* BEGIN Source material *

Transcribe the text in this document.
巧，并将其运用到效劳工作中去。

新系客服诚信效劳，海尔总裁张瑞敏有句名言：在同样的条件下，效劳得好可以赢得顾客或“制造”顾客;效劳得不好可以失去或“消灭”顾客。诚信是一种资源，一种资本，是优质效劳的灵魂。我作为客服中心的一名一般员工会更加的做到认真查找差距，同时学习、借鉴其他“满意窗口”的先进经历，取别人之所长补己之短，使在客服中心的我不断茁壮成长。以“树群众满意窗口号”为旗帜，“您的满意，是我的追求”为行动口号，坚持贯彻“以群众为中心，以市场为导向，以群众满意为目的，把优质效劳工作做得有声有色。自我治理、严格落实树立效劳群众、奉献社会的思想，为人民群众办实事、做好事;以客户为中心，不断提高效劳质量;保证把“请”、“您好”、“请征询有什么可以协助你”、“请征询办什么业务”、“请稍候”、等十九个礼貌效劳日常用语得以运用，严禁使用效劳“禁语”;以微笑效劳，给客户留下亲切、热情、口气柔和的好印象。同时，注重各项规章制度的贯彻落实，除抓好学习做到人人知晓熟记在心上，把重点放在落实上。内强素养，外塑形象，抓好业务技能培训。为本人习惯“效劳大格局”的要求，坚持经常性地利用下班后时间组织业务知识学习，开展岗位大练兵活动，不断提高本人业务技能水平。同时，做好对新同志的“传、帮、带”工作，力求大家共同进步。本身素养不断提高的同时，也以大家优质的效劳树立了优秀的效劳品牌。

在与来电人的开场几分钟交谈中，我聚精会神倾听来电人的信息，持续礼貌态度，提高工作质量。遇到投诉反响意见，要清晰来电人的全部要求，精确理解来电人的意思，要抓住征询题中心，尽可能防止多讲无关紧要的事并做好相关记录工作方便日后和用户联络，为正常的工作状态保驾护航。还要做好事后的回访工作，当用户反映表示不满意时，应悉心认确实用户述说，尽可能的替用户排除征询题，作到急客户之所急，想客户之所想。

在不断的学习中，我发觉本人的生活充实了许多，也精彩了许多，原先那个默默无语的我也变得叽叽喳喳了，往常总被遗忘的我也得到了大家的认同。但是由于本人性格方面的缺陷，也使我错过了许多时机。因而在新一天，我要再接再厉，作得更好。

* END Source material *

▶ [Directive] Without leaving anything out, give the entries again exactly.

▶ [Answer below]
Transcribe the text in this document.
巧，并将其运用到效劳工作中去。

新系客服诚信效劳，海尔总裁张瑞敏有句名言：在同样的条件下，效劳得好可以赢得顾客或“制造”顾客;效劳得不好可以失去或“消灭”顾客。诚信是一种资源，一种资本，是优质效劳的灵魂。我作为客服中心的一名一般员工会更加的做到认真查找差距，同时学习、借鉴其他“满意窗口”的先进经历，取别人之所长补己之短，使在客服中心的我不断茁壮成长。以“树群众满意窗口号”为旗帜，“您的满意，是我的追求”为行动口号，坚持贯彻“以群众为中心，以市场为导向，以群众满意为目的，把优质效劳工作做得有声有色。自我治理、严格落实树立效劳群众、奉献社会的思想，为人民群众办实事、做好事;以客户为中心，不断提高效劳质量;保证把“请”、“您好”、“请征询有什么可以协助你”、“请征询办什么业务”、“请稍候”、等十九个礼貌效劳日常用语得以运用，严禁使用效劳“禁语”;以微笑效劳，给客户留下亲切、热情、口气柔和的好印象。同时，注重各项规章制度的贯彻落实，除抓好学习做到人人知晓熟记在心上，把重点放在落实上。内强素养，外塑形象，抓好业务技能培训。为本人习惯“效劳大格局”的要求，坚持经常性地利用下班后时间组织业务知识学习，开展岗位大练兵活动，不断提高本人业务技能水平。同时，做好对新同志的“传、帮、带”工作，力求大家共同进步。本身素养不断提高的同时，也以大家优质的效劳树立了优秀的效劳品牌。

在与来电人的开场几分钟交谈中，我聚精会神倾听来电人的信息，持续礼貌态度，提高工作质量。遇到投诉反响意见，要清晰来电人的全部要求，精确理解来电人的意思，要抓住征询题中心，尽可能防止多讲无关紧要的事并做好相关记录工作方便日后和用户联络，为正常的工作状态保驾护航。还要做好事后的回访工作，当用户反映表示不满意时，应悉心认确实用户述说，尽可能的替用户排除征询题，作到急客户之所急，想客户之所想。

在不断的学习中，我发觉本人的生活充实了许多，也精彩了许多，原先那个默默无语的我也变得叽叽喳喳了，往常总被遗忘的我也得到了大家的认同。但是由于本人性格方面的缺陷，也使我错过了许多时机。因而在新一天，我要再接再厉，作得更好。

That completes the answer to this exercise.